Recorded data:
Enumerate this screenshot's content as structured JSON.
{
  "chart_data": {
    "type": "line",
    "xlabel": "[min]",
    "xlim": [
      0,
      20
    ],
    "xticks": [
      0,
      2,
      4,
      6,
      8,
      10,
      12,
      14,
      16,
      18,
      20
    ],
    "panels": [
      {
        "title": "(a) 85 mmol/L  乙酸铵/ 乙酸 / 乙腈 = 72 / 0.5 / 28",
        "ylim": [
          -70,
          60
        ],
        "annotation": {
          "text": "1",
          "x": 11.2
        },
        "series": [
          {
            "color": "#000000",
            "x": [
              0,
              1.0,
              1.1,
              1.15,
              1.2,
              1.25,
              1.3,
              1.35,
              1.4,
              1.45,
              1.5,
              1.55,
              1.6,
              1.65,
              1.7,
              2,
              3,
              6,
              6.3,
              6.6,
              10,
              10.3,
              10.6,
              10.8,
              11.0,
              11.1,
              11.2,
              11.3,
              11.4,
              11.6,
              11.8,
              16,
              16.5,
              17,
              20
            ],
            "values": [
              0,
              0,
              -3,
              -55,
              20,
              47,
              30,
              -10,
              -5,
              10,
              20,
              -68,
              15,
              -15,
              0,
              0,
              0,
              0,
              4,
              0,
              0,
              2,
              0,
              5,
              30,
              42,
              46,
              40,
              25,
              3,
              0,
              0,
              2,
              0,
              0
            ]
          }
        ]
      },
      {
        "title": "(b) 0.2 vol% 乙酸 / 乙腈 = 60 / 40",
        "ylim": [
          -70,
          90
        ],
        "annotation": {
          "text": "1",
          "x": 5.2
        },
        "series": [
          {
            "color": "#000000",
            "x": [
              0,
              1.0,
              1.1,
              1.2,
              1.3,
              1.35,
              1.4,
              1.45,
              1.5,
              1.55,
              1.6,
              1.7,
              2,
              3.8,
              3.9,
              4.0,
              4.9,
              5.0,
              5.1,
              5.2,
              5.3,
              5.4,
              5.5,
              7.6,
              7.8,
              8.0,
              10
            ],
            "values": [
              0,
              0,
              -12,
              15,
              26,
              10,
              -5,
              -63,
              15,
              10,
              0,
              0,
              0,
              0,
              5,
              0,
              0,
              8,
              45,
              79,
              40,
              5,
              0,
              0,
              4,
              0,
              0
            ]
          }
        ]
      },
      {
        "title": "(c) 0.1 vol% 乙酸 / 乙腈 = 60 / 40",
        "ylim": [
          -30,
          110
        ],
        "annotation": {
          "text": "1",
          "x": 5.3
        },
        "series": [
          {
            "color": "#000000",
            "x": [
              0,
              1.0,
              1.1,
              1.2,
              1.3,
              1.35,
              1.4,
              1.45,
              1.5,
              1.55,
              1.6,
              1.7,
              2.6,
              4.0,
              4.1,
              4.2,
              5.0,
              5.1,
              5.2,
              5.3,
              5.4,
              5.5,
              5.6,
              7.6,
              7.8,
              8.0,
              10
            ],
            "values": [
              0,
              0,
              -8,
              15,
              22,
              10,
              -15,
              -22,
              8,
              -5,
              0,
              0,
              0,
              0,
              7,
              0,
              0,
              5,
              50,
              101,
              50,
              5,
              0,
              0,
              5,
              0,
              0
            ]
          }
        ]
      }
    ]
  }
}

INSTRUCTION:
Please reproduce each record precisely as written.

WORKED ANSWER:
Enumerate this screenshot's content as structured JSON.
{
  "chart_data": {
    "type": "line",
    "xlabel": "[min]",
    "xlim": [
      0,
      20
    ],
    "xticks": [
      0,
      2,
      4,
      6,
      8,
      10,
      12,
      14,
      16,
      18,
      20
    ],
    "panels": [
      {
        "title": "(a) 85 mmol/L  乙酸铵/ 乙酸 / 乙腈 = 72 / 0.5 / 28",
        "ylim": [
          -70,
          60
        ],
        "annotation": {
          "text": "1",
          "x": 11.2
        },
        "series": [
          {
            "color": "#000000",
            "x": [
              0,
              1.0,
              1.1,
              1.15,
              1.2,
              1.25,
              1.3,
              1.35,
              1.4,
              1.45,
              1.5,
              1.55,
              1.6,
              1.65,
              1.7,
              2,
              3,
              6,
              6.3,
              6.6,
              10,
              10.3,
              10.6,
              10.8,
              11.0,
              11.1,
              11.2,
              11.3,
              11.4,
              11.6,
              11.8,
              16,
              16.5,
              17,
              20
            ],
            "values": [
              0,
              0,
              -3,
              -55,
              20,
              47,
              30,
              -10,
              -5,
              10,
              20,
              -68,
              15,
              -15,
              0,
              0,
              0,
              0,
              4,
              0,
              0,
              2,
              0,
              5,
              30,
              42,
              46,
              40,
              25,
              3,
              0,
              0,
              2,
              0,
              0
            ]
          }
        ]
      },
      {
        "title": "(b) 0.2 vol% 乙酸 / 乙腈 = 60 / 40",
        "ylim": [
          -70,
          90
        ],
        "annotation": {
          "text": "1",
          "x": 5.2
        },
        "series": [
          {
            "color": "#000000",
            "x": [
              0,
              1.0,
              1.1,
              1.2,
              1.3,
              1.35,
              1.4,
              1.45,
              1.5,
              1.55,
              1.6,
              1.7,
              2,
              3.8,
              3.9,
              4.0,
              4.9,
              5.0,
              5.1,
              5.2,
              5.3,
              5.4,
              5.5,
              7.6,
              7.8,
              8.0,
              10
            ],
            "values": [
              0,
              0,
              -12,
              15,
              26,
              10,
              -5,
              -63,
              15,
              10,
              0,
              0,
              0,
              0,
              5,
              0,
              0,
              8,
              45,
              79,
              40,
              5,
              0,
              0,
              4,
              0,
              0
            ]
          }
        ]
      },
      {
        "title": "(c) 0.1 vol% 乙酸 / 乙腈 = 60 / 40",
        "ylim": [
          -30,
          110
        ],
        "annotation": {
          "text": "1",
          "x": 5.3
        },
        "series": [
          {
            "color": "#000000",
            "x": [
              0,
              1.0,
              1.1,
              1.2,
              1.3,
              1.35,
              1.4,
              1.45,
              1.5,
              1.55,
              1.6,
              1.7,
              2.6,
              4.0,
              4.1,
              4.2,
              5.0,
              5.1,
              5.2,
              5.3,
              5.4,
              5.5,
              5.6,
              7.6,
              7.8,
              8.0,
              10
            ],
            "values": [
              0,
              0,
              -8,
              15,
              22,
              10,
              -15,
              -22,
              8,
              -5,
              0,
              0,
              0,
              0,
              7,
              0,
              0,
              5,
              50,
              101,
              50,
              5,
              0,
              0,
              5,
              0,
              0
            ]
          }
        ]
      }
    ]
  }
}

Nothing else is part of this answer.